-- EXTRACTED ENTRIES start --

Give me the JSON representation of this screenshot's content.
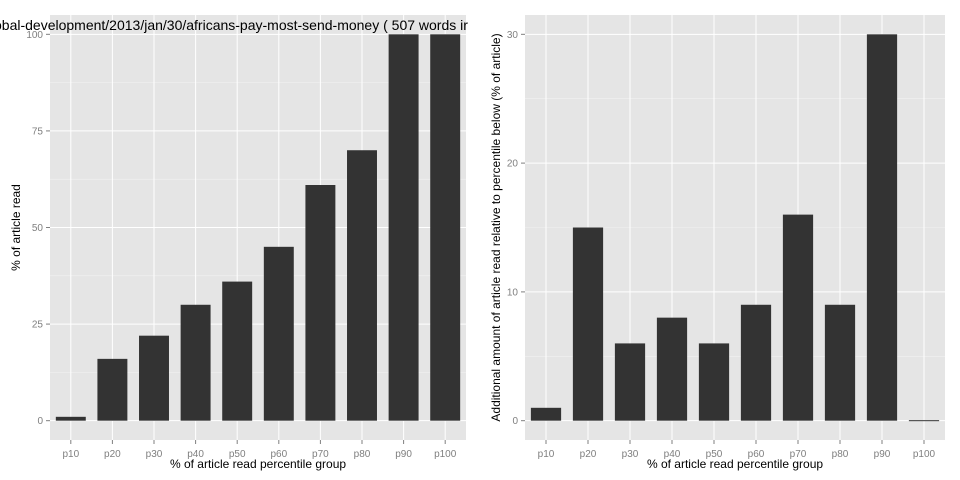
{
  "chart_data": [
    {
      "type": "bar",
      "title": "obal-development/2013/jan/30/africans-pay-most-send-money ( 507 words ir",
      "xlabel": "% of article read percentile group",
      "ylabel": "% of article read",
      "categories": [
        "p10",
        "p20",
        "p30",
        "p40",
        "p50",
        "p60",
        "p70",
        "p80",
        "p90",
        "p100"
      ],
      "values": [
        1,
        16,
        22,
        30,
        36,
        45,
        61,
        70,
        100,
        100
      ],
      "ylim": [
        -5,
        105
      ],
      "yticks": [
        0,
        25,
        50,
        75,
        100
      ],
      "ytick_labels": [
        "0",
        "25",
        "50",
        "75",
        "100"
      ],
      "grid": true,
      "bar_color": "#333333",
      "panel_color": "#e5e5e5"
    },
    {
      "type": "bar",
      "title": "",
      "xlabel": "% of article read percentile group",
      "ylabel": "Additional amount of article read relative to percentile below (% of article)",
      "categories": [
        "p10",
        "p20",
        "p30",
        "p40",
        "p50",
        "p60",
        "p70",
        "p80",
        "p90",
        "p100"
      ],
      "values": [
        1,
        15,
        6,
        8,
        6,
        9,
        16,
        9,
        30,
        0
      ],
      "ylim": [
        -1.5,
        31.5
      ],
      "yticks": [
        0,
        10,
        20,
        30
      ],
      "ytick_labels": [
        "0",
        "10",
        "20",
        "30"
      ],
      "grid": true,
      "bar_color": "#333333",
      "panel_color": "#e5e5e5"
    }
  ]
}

-- EXTRACTED ENTRIES end --

## SET PROBLEM:
Skip the pictures, then retype every line above exactly.

## TASK RESULT:
Give me the JSON representation of this screenshot's content.
{
  "chart_data": [
    {
      "type": "bar",
      "title": "obal-development/2013/jan/30/africans-pay-most-send-money ( 507 words ir",
      "xlabel": "% of article read percentile group",
      "ylabel": "% of article read",
      "categories": [
        "p10",
        "p20",
        "p30",
        "p40",
        "p50",
        "p60",
        "p70",
        "p80",
        "p90",
        "p100"
      ],
      "values": [
        1,
        16,
        22,
        30,
        36,
        45,
        61,
        70,
        100,
        100
      ],
      "ylim": [
        -5,
        105
      ],
      "yticks": [
        0,
        25,
        50,
        75,
        100
      ],
      "ytick_labels": [
        "0",
        "25",
        "50",
        "75",
        "100"
      ],
      "grid": true,
      "bar_color": "#333333",
      "panel_color": "#e5e5e5"
    },
    {
      "type": "bar",
      "title": "",
      "xlabel": "% of article read percentile group",
      "ylabel": "Additional amount of article read relative to percentile below (% of article)",
      "categories": [
        "p10",
        "p20",
        "p30",
        "p40",
        "p50",
        "p60",
        "p70",
        "p80",
        "p90",
        "p100"
      ],
      "values": [
        1,
        15,
        6,
        8,
        6,
        9,
        16,
        9,
        30,
        0
      ],
      "ylim": [
        -1.5,
        31.5
      ],
      "yticks": [
        0,
        10,
        20,
        30
      ],
      "ytick_labels": [
        "0",
        "10",
        "20",
        "30"
      ],
      "grid": true,
      "bar_color": "#333333",
      "panel_color": "#e5e5e5"
    }
  ]
}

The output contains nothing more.